• DO THIS:
Go through the data and copy every line exactly, but not the images.

_ _ _ _ _ _ _

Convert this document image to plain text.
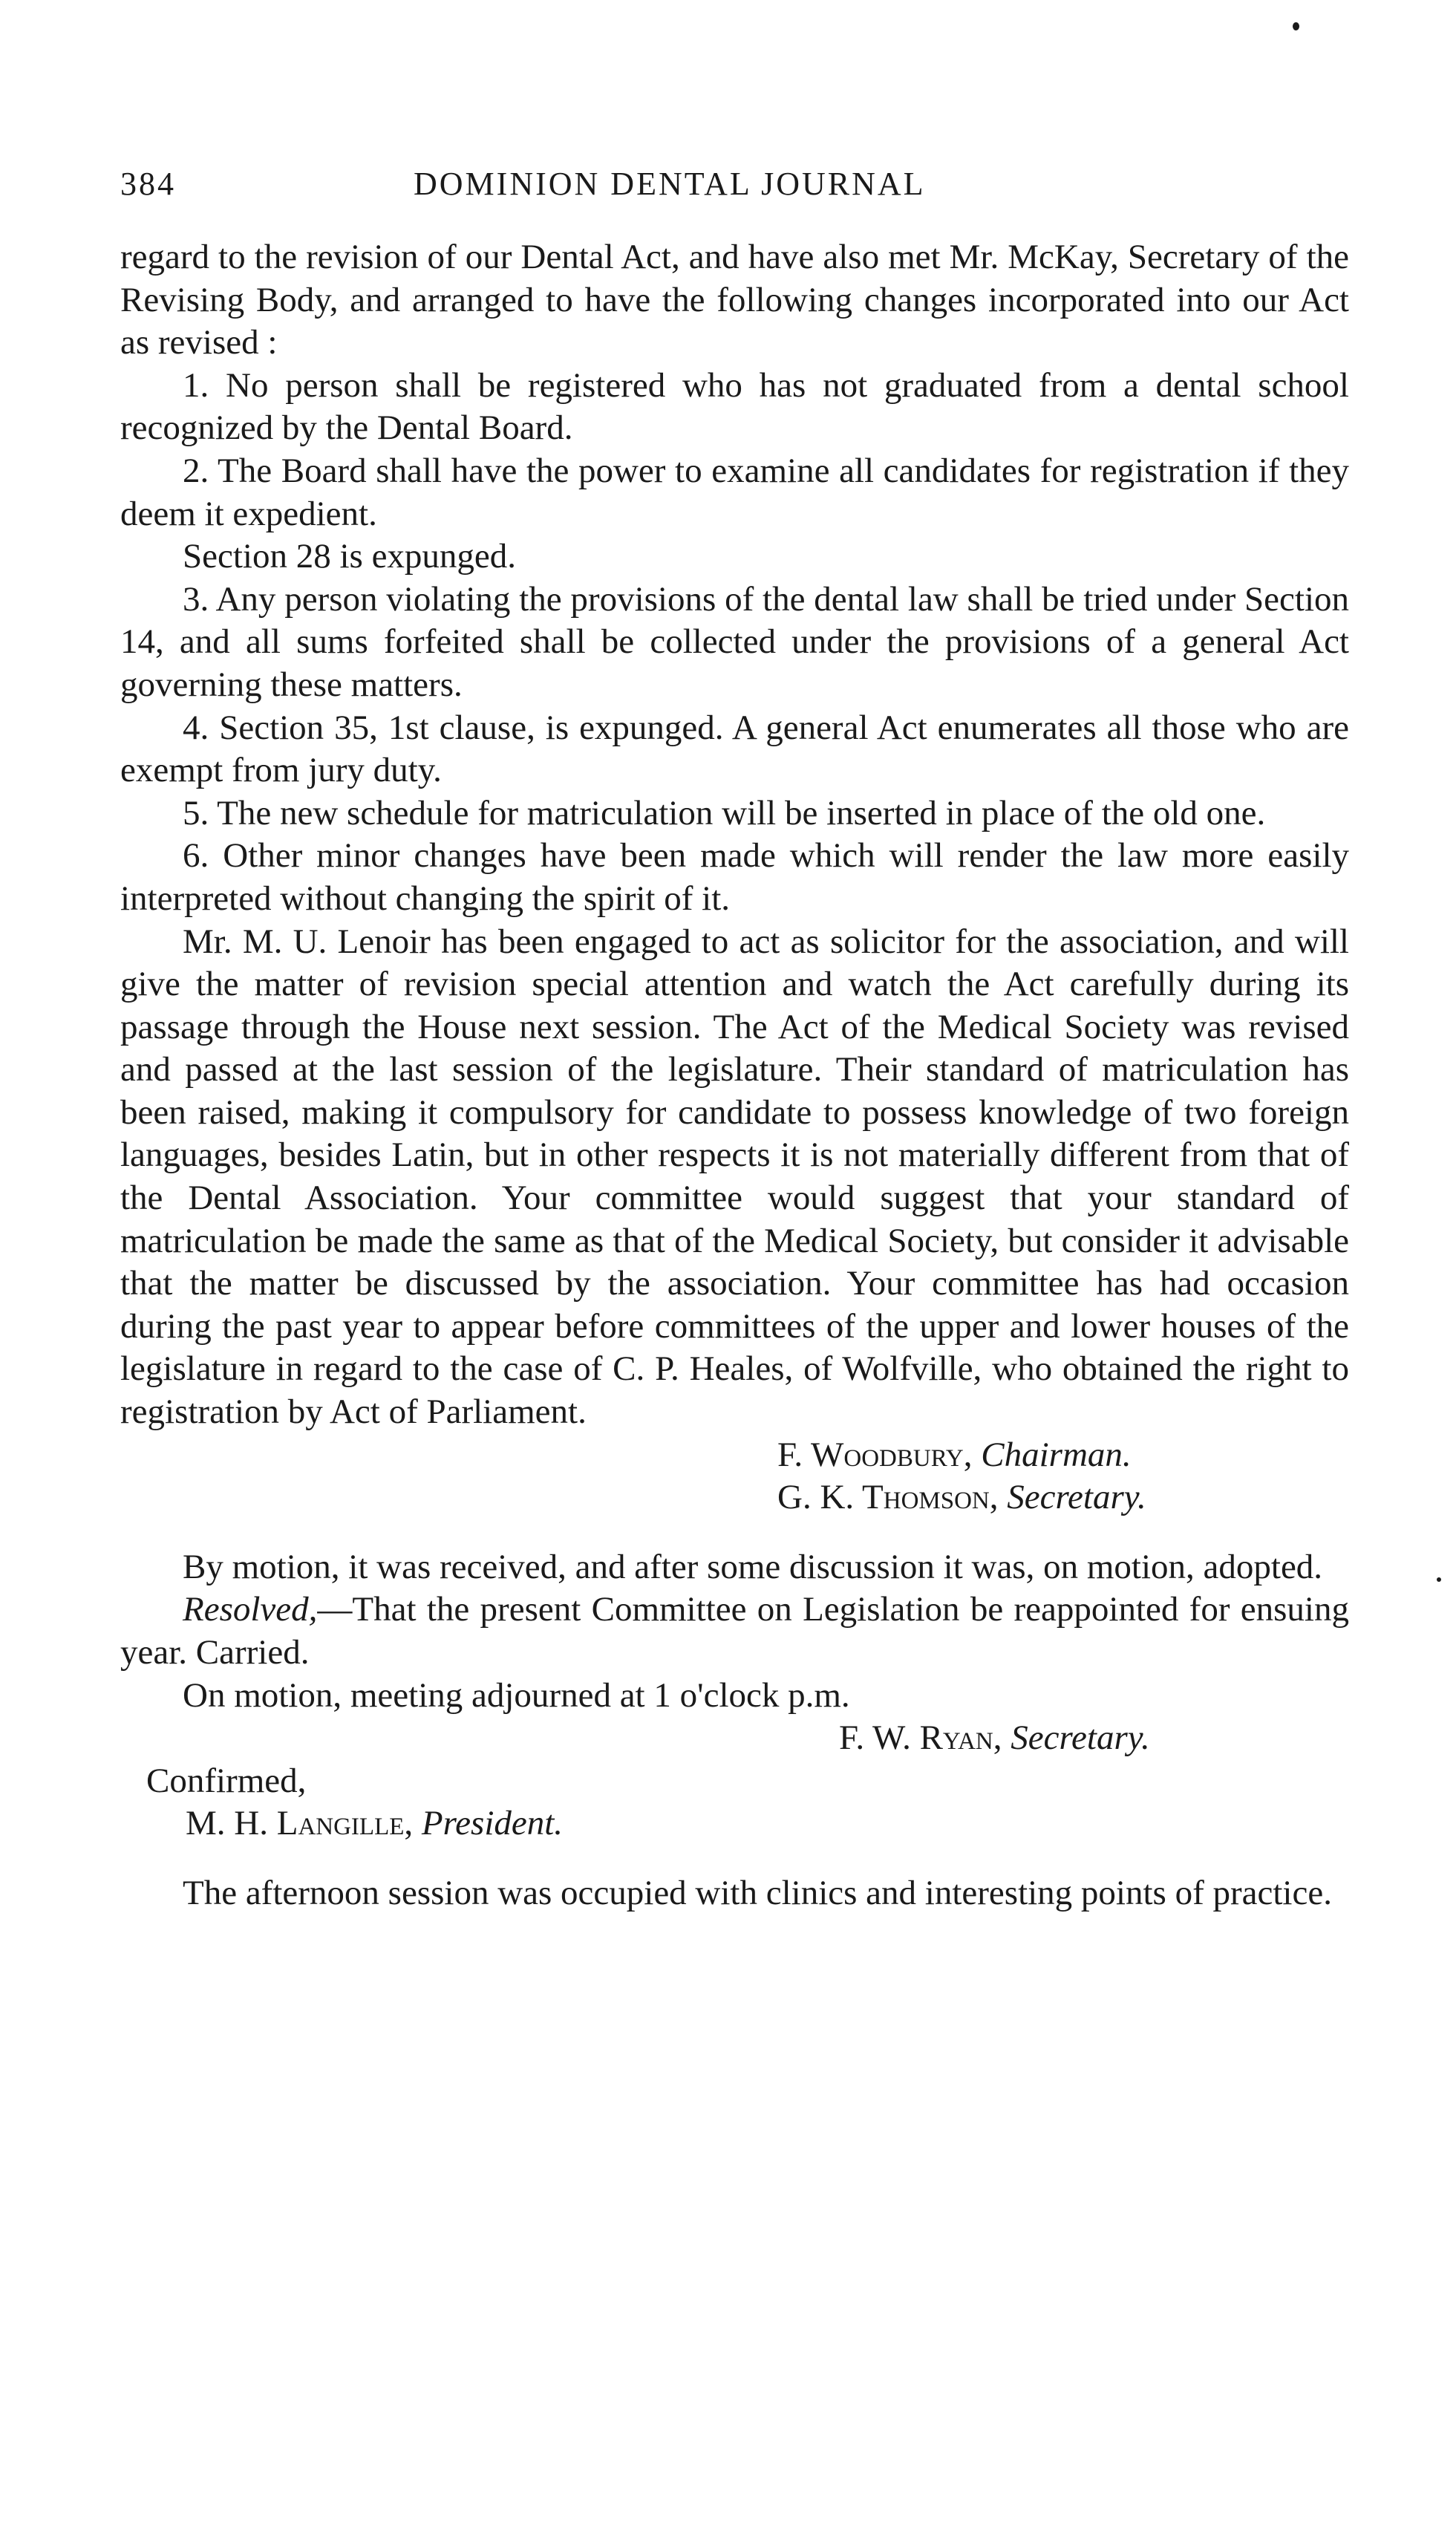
384	DOMINION DENTAL JOURNAL

regard to the revision of our Dental Act, and have also met Mr. McKay, Secretary of the Revising Body, and arranged to have the following changes incorporated into our Act as revised :

1. No person shall be registered who has not graduated from a dental school recognized by the Dental Board.

2. The Board shall have the power to examine all candidates for registration if they deem it expedient.

Section 28 is expunged.

3. Any person violating the provisions of the dental law shall be tried under Section 14, and all sums forfeited shall be collected under the provisions of a general Act governing these matters.

4. Section 35, 1st clause, is expunged. A general Act enumerates all those who are exempt from jury duty.

5. The new schedule for matriculation will be inserted in place of the old one.

6. Other minor changes have been made which will render the law more easily interpreted without changing the spirit of it.

Mr. M. U. Lenoir has been engaged to act as solicitor for the association, and will give the matter of revision special attention and watch the Act carefully during its passage through the House next session. The Act of the Medical Society was revised and passed at the last session of the legislature. Their standard of matriculation has been raised, making it compulsory for candidate to possess knowledge of two foreign languages, besides Latin, but in other respects it is not materially different from that of the Dental Association. Your committee would suggest that your standard of matriculation be made the same as that of the Medical Society, but consider it advisable that the matter be discussed by the association. Your committee has had occasion during the past year to appear before committees of the upper and lower houses of the legislature in regard to the case of C. P. Heales, of Wolfville, who obtained the right to registration by Act of Parliament.

F. Woodbury, Chairman.
G. K. Thomson, Secretary.

By motion, it was received, and after some discussion it was, on motion, adopted.

Resolved,—That the present Committee on Legislation be reappointed for ensuing year. Carried.

On motion, meeting adjourned at 1 o'clock p.m.

F. W. Ryan, Secretary.
Confirmed,
M. H. Langille, President.

The afternoon session was occupied with clinics and interesting points of practice.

_ _ _ _ _ _ _

• ANSWER TO THIS TASK:
Convert this document image to plain text.
384	DOMINION DENTAL JOURNAL

regard to the revision of our Dental Act, and have also met Mr. McKay, Secretary of the Revising Body, and arranged to have the following changes incorporated into our Act as revised :

1. No person shall be registered who has not graduated from a dental school recognized by the Dental Board.

2. The Board shall have the power to examine all candidates for registration if they deem it expedient.

Section 28 is expunged.

3. Any person violating the provisions of the dental law shall be tried under Section 14, and all sums forfeited shall be collected under the provisions of a general Act governing these matters.

4. Section 35, 1st clause, is expunged. A general Act enumerates all those who are exempt from jury duty.

5. The new schedule for matriculation will be inserted in place of the old one.

6. Other minor changes have been made which will render the law more easily interpreted without changing the spirit of it.

Mr. M. U. Lenoir has been engaged to act as solicitor for the association, and will give the matter of revision special attention and watch the Act carefully during its passage through the House next session. The Act of the Medical Society was revised and passed at the last session of the legislature. Their standard of matriculation has been raised, making it compulsory for candidate to possess knowledge of two foreign languages, besides Latin, but in other respects it is not materially different from that of the Dental Association. Your committee would suggest that your standard of matriculation be made the same as that of the Medical Society, but consider it advisable that the matter be discussed by the association. Your committee has had occasion during the past year to appear before committees of the upper and lower houses of the legislature in regard to the case of C. P. Heales, of Wolfville, who obtained the right to registration by Act of Parliament.

F. Woodbury, Chairman.
G. K. Thomson, Secretary.

By motion, it was received, and after some discussion it was, on motion, adopted.

Resolved,—That the present Committee on Legislation be reappointed for ensuing year. Carried.

On motion, meeting adjourned at 1 o'clock p.m.

F. W. Ryan, Secretary.
Confirmed,
M. H. Langille, President.

The afternoon session was occupied with clinics and interesting points of practice.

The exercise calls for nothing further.